** START OF Document text **

The real shock value of Stage Fright isn’t in Slate’s bits about “being born with the horniness of a 57-year-old divorcee,” or jokes of the like, though. It’s in the real suffering barely concealed behind her twinkling eyes and wide smile as she talks about her loneliness, anxiety, and depression. There’s a sense of desperation in her voice like these are things she’s kept to herself for years that she finally needs to release, but the only way she knows how to communicate them is through comedy. Stage Fright is perhaps the most intimate comedy special Netflix has ever released, and Slate’s message is loud and clear: she wants to be taken more seriously now, not just by her audience, but by herself, too.

** END OF Document text **

Exercise requirements:
1 > Copy the Stage Fright passage between "The real shock" and "by herself, too.", inclusive.
2 > Name every struggle that, according to the Stage Fright passage, Slate talks about behind her smile.

** START OF Stored records **

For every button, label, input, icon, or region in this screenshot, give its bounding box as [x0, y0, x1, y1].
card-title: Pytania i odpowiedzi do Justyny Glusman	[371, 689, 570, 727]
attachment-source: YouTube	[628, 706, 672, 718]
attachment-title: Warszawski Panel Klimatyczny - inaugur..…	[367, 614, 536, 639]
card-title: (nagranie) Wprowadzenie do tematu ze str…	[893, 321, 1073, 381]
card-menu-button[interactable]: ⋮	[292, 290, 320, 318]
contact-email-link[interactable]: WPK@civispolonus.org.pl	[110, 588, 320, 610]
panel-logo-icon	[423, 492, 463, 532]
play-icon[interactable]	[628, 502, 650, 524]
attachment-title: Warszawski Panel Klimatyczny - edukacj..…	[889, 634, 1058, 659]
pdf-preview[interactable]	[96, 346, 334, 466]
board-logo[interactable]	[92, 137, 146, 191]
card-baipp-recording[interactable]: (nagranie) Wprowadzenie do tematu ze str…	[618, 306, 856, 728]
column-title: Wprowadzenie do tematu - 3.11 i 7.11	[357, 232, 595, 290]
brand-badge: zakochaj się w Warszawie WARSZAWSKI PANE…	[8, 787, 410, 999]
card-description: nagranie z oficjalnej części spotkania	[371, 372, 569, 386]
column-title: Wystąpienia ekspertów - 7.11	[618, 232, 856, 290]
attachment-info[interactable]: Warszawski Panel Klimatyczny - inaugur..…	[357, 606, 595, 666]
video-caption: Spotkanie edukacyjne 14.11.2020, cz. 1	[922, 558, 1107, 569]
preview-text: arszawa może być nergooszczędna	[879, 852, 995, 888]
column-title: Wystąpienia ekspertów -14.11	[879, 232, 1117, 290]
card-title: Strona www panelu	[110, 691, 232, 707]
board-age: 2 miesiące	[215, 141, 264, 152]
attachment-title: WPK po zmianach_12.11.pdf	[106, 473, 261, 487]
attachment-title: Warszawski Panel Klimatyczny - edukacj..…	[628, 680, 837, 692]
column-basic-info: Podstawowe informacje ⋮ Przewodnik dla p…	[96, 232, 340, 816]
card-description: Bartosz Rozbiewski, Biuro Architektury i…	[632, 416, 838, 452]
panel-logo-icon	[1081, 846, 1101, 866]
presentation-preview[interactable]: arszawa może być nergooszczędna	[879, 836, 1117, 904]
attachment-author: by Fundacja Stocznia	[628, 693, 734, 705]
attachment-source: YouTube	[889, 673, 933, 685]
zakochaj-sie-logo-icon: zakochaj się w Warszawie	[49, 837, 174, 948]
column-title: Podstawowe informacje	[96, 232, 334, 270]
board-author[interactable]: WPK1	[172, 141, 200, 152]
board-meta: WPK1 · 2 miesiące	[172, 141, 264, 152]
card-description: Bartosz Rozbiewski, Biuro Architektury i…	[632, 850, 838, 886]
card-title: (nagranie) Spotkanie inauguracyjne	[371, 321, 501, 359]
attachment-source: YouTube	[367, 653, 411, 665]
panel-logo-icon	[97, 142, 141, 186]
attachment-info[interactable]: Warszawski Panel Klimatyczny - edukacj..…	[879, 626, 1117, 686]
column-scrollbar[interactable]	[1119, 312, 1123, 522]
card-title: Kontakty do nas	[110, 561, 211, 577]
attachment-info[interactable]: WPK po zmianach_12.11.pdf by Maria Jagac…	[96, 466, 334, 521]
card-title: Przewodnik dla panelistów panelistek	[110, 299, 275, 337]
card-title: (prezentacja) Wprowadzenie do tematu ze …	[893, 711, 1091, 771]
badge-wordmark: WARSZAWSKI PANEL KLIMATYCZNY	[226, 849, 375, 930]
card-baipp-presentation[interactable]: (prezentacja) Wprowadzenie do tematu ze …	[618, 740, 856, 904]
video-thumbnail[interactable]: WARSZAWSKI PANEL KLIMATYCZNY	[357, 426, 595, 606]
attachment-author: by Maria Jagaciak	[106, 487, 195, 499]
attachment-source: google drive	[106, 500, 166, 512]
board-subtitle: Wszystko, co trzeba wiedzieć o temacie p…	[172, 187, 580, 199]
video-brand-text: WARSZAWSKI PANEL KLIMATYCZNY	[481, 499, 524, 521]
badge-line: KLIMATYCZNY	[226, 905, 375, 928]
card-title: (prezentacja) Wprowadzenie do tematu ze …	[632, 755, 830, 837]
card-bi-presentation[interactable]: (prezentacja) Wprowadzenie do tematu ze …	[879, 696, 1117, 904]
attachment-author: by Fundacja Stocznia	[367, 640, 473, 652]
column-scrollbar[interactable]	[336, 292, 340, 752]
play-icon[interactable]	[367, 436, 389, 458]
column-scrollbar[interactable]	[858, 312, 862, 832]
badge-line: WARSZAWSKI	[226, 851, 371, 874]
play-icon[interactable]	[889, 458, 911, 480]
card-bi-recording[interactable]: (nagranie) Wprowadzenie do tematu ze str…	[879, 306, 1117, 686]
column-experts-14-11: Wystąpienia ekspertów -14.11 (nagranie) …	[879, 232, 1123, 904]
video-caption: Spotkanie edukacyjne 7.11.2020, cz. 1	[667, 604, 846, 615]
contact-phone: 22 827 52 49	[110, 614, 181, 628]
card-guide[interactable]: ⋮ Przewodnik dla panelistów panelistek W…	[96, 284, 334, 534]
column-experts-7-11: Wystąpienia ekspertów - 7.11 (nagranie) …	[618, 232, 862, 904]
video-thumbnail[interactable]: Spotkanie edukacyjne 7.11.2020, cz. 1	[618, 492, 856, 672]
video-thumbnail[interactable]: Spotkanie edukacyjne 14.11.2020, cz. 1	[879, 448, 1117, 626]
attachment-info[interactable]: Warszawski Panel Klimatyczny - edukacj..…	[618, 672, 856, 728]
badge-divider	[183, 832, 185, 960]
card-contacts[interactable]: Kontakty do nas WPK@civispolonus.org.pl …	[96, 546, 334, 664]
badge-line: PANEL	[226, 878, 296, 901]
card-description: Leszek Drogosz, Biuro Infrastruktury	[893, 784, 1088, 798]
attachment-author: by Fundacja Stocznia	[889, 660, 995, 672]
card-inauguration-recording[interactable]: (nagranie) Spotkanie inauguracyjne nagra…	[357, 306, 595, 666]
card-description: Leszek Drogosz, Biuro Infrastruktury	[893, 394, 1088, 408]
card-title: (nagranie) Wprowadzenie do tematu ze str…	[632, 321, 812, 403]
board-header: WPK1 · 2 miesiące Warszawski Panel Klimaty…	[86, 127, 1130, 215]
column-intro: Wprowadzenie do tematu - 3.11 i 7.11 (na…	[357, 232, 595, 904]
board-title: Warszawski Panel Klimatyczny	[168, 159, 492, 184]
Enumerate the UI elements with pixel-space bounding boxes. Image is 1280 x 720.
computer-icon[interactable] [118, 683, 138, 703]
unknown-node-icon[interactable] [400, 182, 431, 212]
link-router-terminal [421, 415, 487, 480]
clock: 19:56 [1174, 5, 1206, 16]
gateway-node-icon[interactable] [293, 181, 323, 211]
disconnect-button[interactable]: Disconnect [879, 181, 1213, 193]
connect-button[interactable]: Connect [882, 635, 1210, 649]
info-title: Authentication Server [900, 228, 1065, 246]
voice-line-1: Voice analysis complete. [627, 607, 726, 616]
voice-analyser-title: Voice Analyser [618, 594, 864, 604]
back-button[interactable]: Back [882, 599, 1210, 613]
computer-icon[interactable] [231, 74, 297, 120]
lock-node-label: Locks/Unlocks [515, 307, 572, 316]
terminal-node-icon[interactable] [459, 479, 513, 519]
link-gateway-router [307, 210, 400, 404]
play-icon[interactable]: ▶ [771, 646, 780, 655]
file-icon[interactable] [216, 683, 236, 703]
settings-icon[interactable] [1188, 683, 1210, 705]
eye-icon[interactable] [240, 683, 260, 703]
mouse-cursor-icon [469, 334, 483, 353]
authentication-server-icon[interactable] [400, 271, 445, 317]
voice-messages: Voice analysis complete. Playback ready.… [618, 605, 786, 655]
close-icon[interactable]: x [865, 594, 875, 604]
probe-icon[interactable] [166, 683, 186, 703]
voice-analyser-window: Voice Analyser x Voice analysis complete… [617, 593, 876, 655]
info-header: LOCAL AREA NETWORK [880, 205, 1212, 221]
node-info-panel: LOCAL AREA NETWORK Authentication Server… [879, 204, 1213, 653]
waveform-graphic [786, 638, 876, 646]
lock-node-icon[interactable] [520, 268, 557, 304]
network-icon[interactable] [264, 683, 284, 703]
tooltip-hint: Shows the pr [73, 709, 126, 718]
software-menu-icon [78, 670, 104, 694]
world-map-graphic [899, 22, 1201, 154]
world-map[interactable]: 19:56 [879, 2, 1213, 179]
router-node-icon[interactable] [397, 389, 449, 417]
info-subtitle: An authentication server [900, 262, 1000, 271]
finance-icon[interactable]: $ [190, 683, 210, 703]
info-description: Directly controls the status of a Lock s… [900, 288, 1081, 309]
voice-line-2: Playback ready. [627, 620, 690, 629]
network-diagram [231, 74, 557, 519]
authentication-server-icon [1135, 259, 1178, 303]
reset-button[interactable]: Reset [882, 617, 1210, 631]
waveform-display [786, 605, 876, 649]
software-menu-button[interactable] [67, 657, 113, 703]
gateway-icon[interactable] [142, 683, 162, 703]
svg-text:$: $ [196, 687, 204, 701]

** END OF Stored records **

Solutions to the problems:
1 >
The real shock value of Stage Fright isn’t in Slate’s bits about “being born with the horniness of a 57-year-old divorcee,” or jokes of the like, though. It’s in the real suffering barely concealed behind her twinkling eyes and wide smile as she talks about her loneliness, anxiety, and depression. There’s a sense of desperation in her voice like these are things she’s kept to herself for years that she finally needs to release, but the only way she knows how to communicate them is through comedy. Stage Fright is perhaps the most intimate comedy special Netflix has ever released, and Slate’s message is loud and clear: she wants to be taken more seriously now, not just by her audience, but by herself, too.

2 > loneliness, anxiety, depression